- Given instruction -
Lines that contain "content" are to be counted; give only their number.

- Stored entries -
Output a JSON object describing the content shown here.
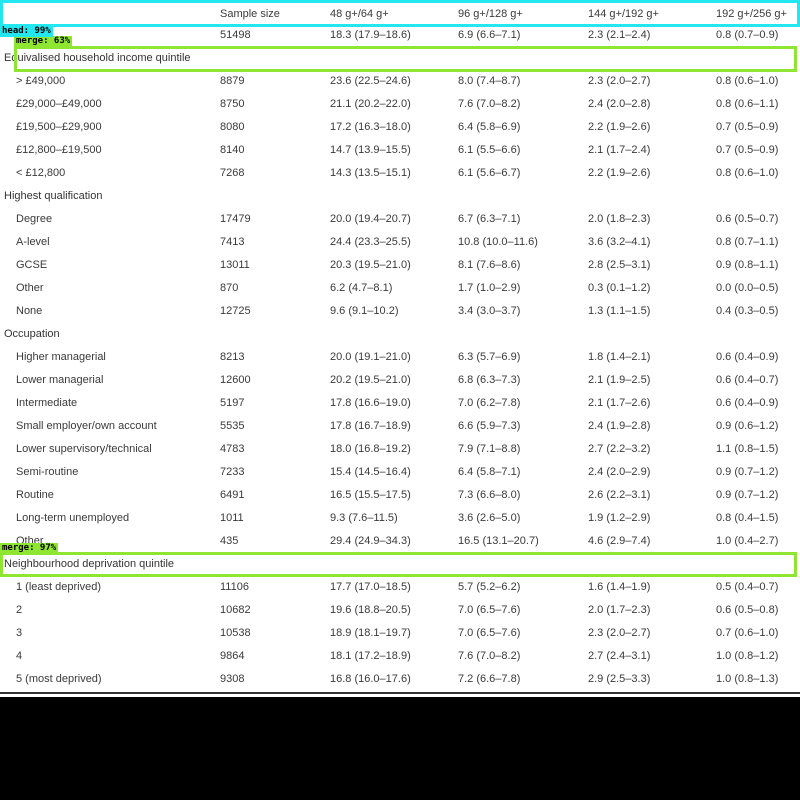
{
  "table": {
    "columns": [
      "Sample size",
      "48 g+/64 g+",
      "96 g+/128 g+",
      "144 g+/192 g+",
      "192 g+/256 g+"
    ],
    "total_row": [
      "",
      "51498",
      "18.3 (17.9–18.6)",
      "6.9 (6.6–7.1)",
      "2.3 (2.1–2.4)",
      "0.8 (0.7–0.9)"
    ],
    "sections": [
      {
        "title": "Equivalised household income quintile",
        "rows": [
          [
            "> £49,000",
            "8879",
            "23.6 (22.5–24.6)",
            "8.0 (7.4–8.7)",
            "2.3 (2.0–2.7)",
            "0.8 (0.6–1.0)"
          ],
          [
            "£29,000–£49,000",
            "8750",
            "21.1 (20.2–22.0)",
            "7.6 (7.0–8.2)",
            "2.4 (2.0–2.8)",
            "0.8 (0.6–1.1)"
          ],
          [
            "£19,500–£29,900",
            "8080",
            "17.2 (16.3–18.0)",
            "6.4 (5.8–6.9)",
            "2.2 (1.9–2.6)",
            "0.7 (0.5–0.9)"
          ],
          [
            "£12,800–£19,500",
            "8140",
            "14.7 (13.9–15.5)",
            "6.1 (5.5–6.6)",
            "2.1 (1.7–2.4)",
            "0.7 (0.5–0.9)"
          ],
          [
            "< £12,800",
            "7268",
            "14.3 (13.5–15.1)",
            "6.1 (5.6–6.7)",
            "2.2 (1.9–2.6)",
            "0.8 (0.6–1.0)"
          ]
        ]
      },
      {
        "title": "Highest qualification",
        "rows": [
          [
            "Degree",
            "17479",
            "20.0 (19.4–20.7)",
            "6.7 (6.3–7.1)",
            "2.0 (1.8–2.3)",
            "0.6 (0.5–0.7)"
          ],
          [
            "A-level",
            "7413",
            "24.4 (23.3–25.5)",
            "10.8 (10.0–11.6)",
            "3.6 (3.2–4.1)",
            "0.8 (0.7–1.1)"
          ],
          [
            "GCSE",
            "13011",
            "20.3 (19.5–21.0)",
            "8.1 (7.6–8.6)",
            "2.8 (2.5–3.1)",
            "0.9 (0.8–1.1)"
          ],
          [
            "Other",
            "870",
            "6.2 (4.7–8.1)",
            "1.7 (1.0–2.9)",
            "0.3 (0.1–1.2)",
            "0.0 (0.0–0.5)"
          ],
          [
            "None",
            "12725",
            "9.6 (9.1–10.2)",
            "3.4 (3.0–3.7)",
            "1.3 (1.1–1.5)",
            "0.4 (0.3–0.5)"
          ]
        ]
      },
      {
        "title": "Occupation",
        "rows": [
          [
            "Higher managerial",
            "8213",
            "20.0 (19.1–21.0)",
            "6.3 (5.7–6.9)",
            "1.8 (1.4–2.1)",
            "0.6 (0.4–0.9)"
          ],
          [
            "Lower managerial",
            "12600",
            "20.2 (19.5–21.0)",
            "6.8 (6.3–7.3)",
            "2.1 (1.9–2.5)",
            "0.6 (0.4–0.7)"
          ],
          [
            "Intermediate",
            "5197",
            "17.8 (16.6–19.0)",
            "7.0 (6.2–7.8)",
            "2.1 (1.7–2.6)",
            "0.6 (0.4–0.9)"
          ],
          [
            "Small employer/own account",
            "5535",
            "17.8 (16.7–18.9)",
            "6.6 (5.9–7.3)",
            "2.4 (1.9–2.8)",
            "0.9 (0.6–1.2)"
          ],
          [
            "Lower supervisory/technical",
            "4783",
            "18.0 (16.8–19.2)",
            "7.9 (7.1–8.8)",
            "2.7 (2.2–3.2)",
            "1.1 (0.8–1.5)"
          ],
          [
            "Semi-routine",
            "7233",
            "15.4 (14.5–16.4)",
            "6.4 (5.8–7.1)",
            "2.4 (2.0–2.9)",
            "0.9 (0.7–1.2)"
          ],
          [
            "Routine",
            "6491",
            "16.5 (15.5–17.5)",
            "7.3 (6.6–8.0)",
            "2.6 (2.2–3.1)",
            "0.9 (0.7–1.2)"
          ],
          [
            "Long-term unemployed",
            "1011",
            "9.3 (7.6–11.5)",
            "3.6 (2.6–5.0)",
            "1.9 (1.2–2.9)",
            "0.8 (0.4–1.5)"
          ],
          [
            "Other",
            "435",
            "29.4 (24.9–34.3)",
            "16.5 (13.1–20.7)",
            "4.6 (2.9–7.4)",
            "1.0 (0.4–2.7)"
          ]
        ]
      },
      {
        "title": "Neighbourhood deprivation quintile",
        "rows": [
          [
            "1 (least deprived)",
            "11106",
            "17.7 (17.0–18.5)",
            "5.7 (5.2–6.2)",
            "1.6 (1.4–1.9)",
            "0.5 (0.4–0.7)"
          ],
          [
            "2",
            "10682",
            "19.6 (18.8–20.5)",
            "7.0 (6.5–7.6)",
            "2.0 (1.7–2.3)",
            "0.6 (0.5–0.8)"
          ],
          [
            "3",
            "10538",
            "18.9 (18.1–19.7)",
            "7.0 (6.5–7.6)",
            "2.3 (2.0–2.7)",
            "0.7 (0.6–1.0)"
          ],
          [
            "4",
            "9864",
            "18.1 (17.2–18.9)",
            "7.6 (7.0–8.2)",
            "2.7 (2.4–3.1)",
            "1.0 (0.8–1.2)"
          ],
          [
            "5 (most deprived)",
            "9308",
            "16.8 (16.0–17.6)",
            "7.2 (6.6–7.8)",
            "2.9 (2.5–3.3)",
            "1.0 (0.8–1.3)"
          ]
        ]
      }
    ]
  },
  "detections": [
    {
      "label": "head: 99%",
      "color": "#22e6f0"
    },
    {
      "label": "merge: 63%",
      "color": "#8ee632"
    },
    {
      "label": "merge: 97%",
      "color": "#8ee632"
    }
  ]
}
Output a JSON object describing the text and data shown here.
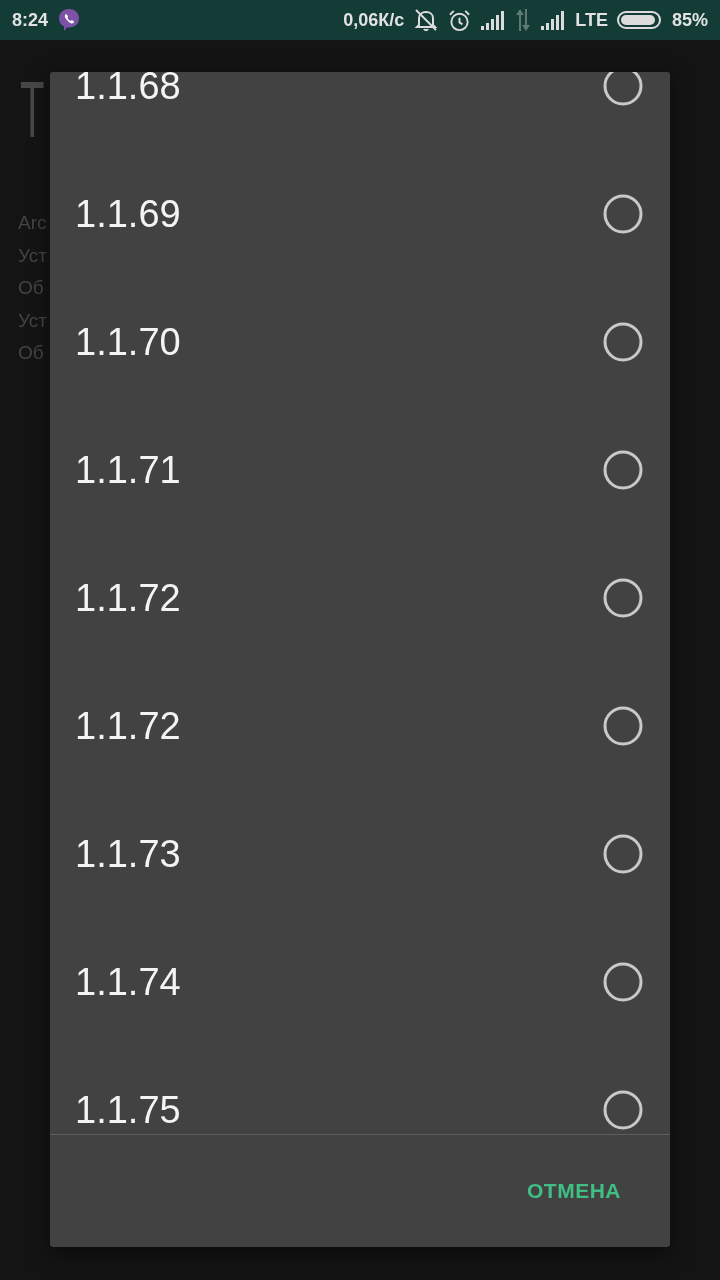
{
  "status_bar": {
    "time": "8:24",
    "network_speed": "0,06К/с",
    "network_type": "LTE",
    "battery": "85%"
  },
  "background_screen": {
    "title": "T",
    "lines": [
      "Arc",
      "Уст",
      "Об",
      "Уст",
      "Об"
    ]
  },
  "dialog": {
    "options": [
      {
        "label": "1.1.68",
        "selected": false
      },
      {
        "label": "1.1.69",
        "selected": false
      },
      {
        "label": "1.1.70",
        "selected": false
      },
      {
        "label": "1.1.71",
        "selected": false
      },
      {
        "label": "1.1.72",
        "selected": false
      },
      {
        "label": "1.1.72",
        "selected": false
      },
      {
        "label": "1.1.73",
        "selected": false
      },
      {
        "label": "1.1.74",
        "selected": false
      },
      {
        "label": "1.1.75",
        "selected": false
      }
    ],
    "buttons": [
      "ОТМЕНА"
    ]
  }
}
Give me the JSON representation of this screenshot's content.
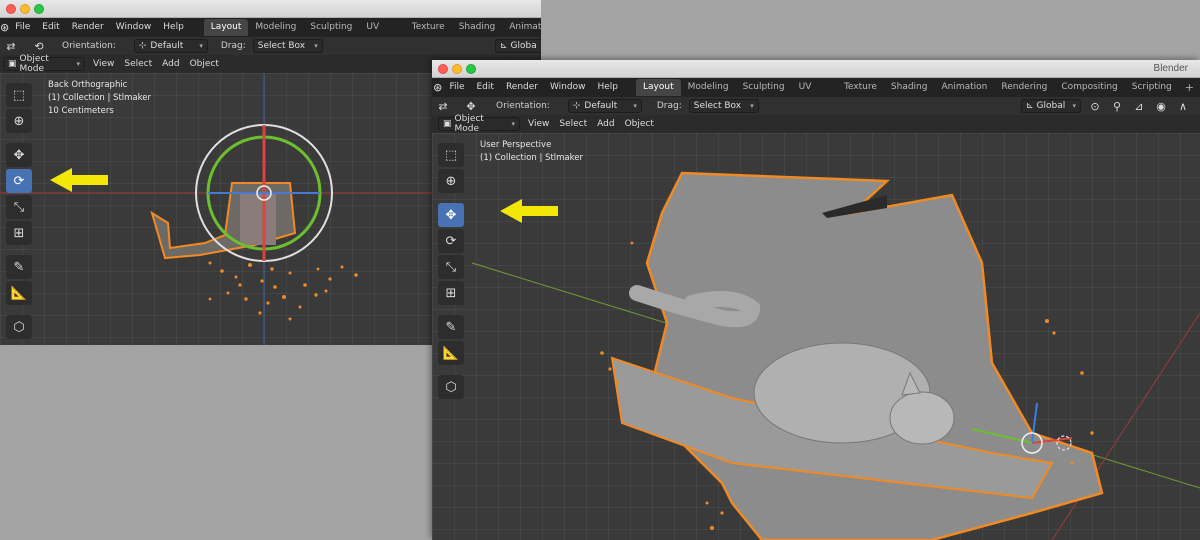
{
  "left_window": {
    "menu": [
      "File",
      "Edit",
      "Render",
      "Window",
      "Help"
    ],
    "tabs": [
      {
        "label": "Layout",
        "active": true
      },
      {
        "label": "Modeling",
        "active": false
      },
      {
        "label": "Sculpting",
        "active": false
      },
      {
        "label": "UV Editing",
        "active": false
      },
      {
        "label": "Texture Paint",
        "active": false
      },
      {
        "label": "Shading",
        "active": false
      },
      {
        "label": "Animation",
        "active": false
      }
    ],
    "orientation_label": "Orientation:",
    "orientation_value": "Default",
    "drag_label": "Drag:",
    "drag_value": "Select Box",
    "transform_label": "Globa",
    "mode": "Object Mode",
    "header_menu": [
      "View",
      "Select",
      "Add",
      "Object"
    ],
    "viewport_info": [
      "Back Orthographic",
      "(1) Collection | Stlmaker",
      "10 Centimeters"
    ]
  },
  "right_window": {
    "title": "Blender",
    "menu": [
      "File",
      "Edit",
      "Render",
      "Window",
      "Help"
    ],
    "tabs": [
      {
        "label": "Layout",
        "active": true
      },
      {
        "label": "Modeling",
        "active": false
      },
      {
        "label": "Sculpting",
        "active": false
      },
      {
        "label": "UV Editing",
        "active": false
      },
      {
        "label": "Texture Paint",
        "active": false
      },
      {
        "label": "Shading",
        "active": false
      },
      {
        "label": "Animation",
        "active": false
      },
      {
        "label": "Rendering",
        "active": false
      },
      {
        "label": "Compositing",
        "active": false
      },
      {
        "label": "Scripting",
        "active": false
      }
    ],
    "add_tab": "+",
    "orientation_label": "Orientation:",
    "orientation_value": "Default",
    "drag_label": "Drag:",
    "drag_value": "Select Box",
    "transform_label": "Global",
    "mode": "Object Mode",
    "header_menu": [
      "View",
      "Select",
      "Add",
      "Object"
    ],
    "viewport_info": [
      "User Perspective",
      "(1) Collection | Stlmaker"
    ]
  },
  "colors": {
    "accent": "#4772b3",
    "arrow": "#f5e60a",
    "selection_outline": "#f08a24",
    "mesh": "#9a9a9a"
  },
  "icons": {
    "left_active_tool": "rotate-icon",
    "right_active_tool": "move-icon"
  }
}
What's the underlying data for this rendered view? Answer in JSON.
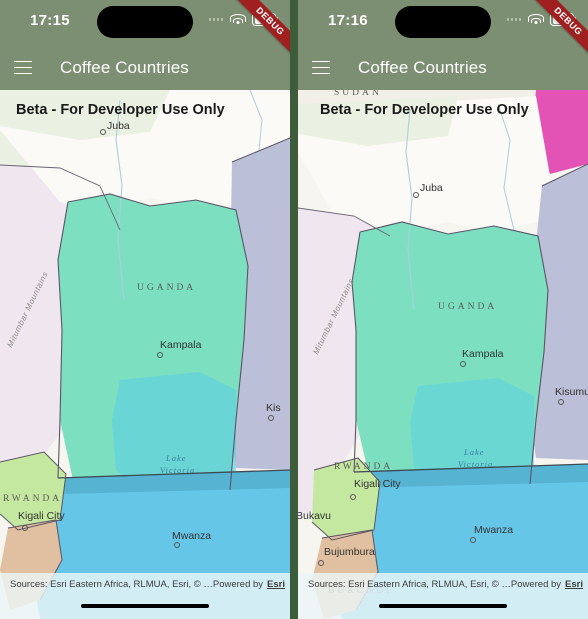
{
  "screenshot": {
    "description": "Side-by-side comparison of two mobile screenshots of the Coffee Countries map app",
    "panels": 2,
    "divider_color": "#3d5c3a"
  },
  "theme": {
    "appbar_color": "#7d8f72",
    "appbar_text_color": "#ffffff",
    "debug_ribbon_color": "#a02020",
    "uganda_fill": "#7fe3c2",
    "rwanda_fill": "#c5e8a0",
    "burundi_fill": "#e0c0a0",
    "kenya_fill": "#b9bcd6",
    "ethiopia_fill": "#e352b5",
    "water_fill": "#66c6e8",
    "land_fill": "#f6f4ef",
    "attribution_bg": "#ecf5f8"
  },
  "left_panel": {
    "status_bar": {
      "time": "17:15",
      "signal_icon": "signal-dots-icon",
      "wifi_icon": "wifi-icon",
      "battery_icon": "battery-icon"
    },
    "debug_ribbon_label": "DEBUG",
    "app_bar": {
      "menu_icon": "hamburger-menu-icon",
      "title": "Coffee Countries"
    },
    "map": {
      "beta_banner": "Beta - For Developer Use Only",
      "country_labels": [
        "UGANDA",
        "RWANDA"
      ],
      "city_labels": [
        "Juba",
        "Kampala",
        "Kigali City",
        "Mwanza",
        "Kis"
      ],
      "water_labels": [
        "Lake Victoria"
      ],
      "terrain_labels": [
        "Mitumbar Mountains"
      ],
      "highlighted_country": "UGANDA"
    },
    "attribution": {
      "sources": "Sources: Esri Eastern Africa, RLMUA, Esri, © …",
      "powered_by": "Powered by",
      "provider": "Esri"
    }
  },
  "right_panel": {
    "status_bar": {
      "time": "17:16",
      "signal_icon": "signal-dots-icon",
      "wifi_icon": "wifi-icon",
      "battery_icon": "battery-icon"
    },
    "debug_ribbon_label": "DEBUG",
    "app_bar": {
      "menu_icon": "hamburger-menu-icon",
      "title": "Coffee Countries"
    },
    "map": {
      "beta_banner": "Beta - For Developer Use Only",
      "country_labels": [
        "SUDAN",
        "UGANDA",
        "RWANDA",
        "BURUNDI"
      ],
      "city_labels": [
        "Juba",
        "Kampala",
        "Kisumu",
        "Kigali City",
        "Bukavu",
        "Bujumbura",
        "Mwanza"
      ],
      "water_labels": [
        "Lake Victoria"
      ],
      "terrain_labels": [
        "Mitumbar Mountains"
      ],
      "highlighted_country": "UGANDA"
    },
    "attribution": {
      "sources": "Sources: Esri Eastern Africa, RLMUA, Esri, © …",
      "powered_by": "Powered by",
      "provider": "Esri"
    }
  }
}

- Answer to the task -
2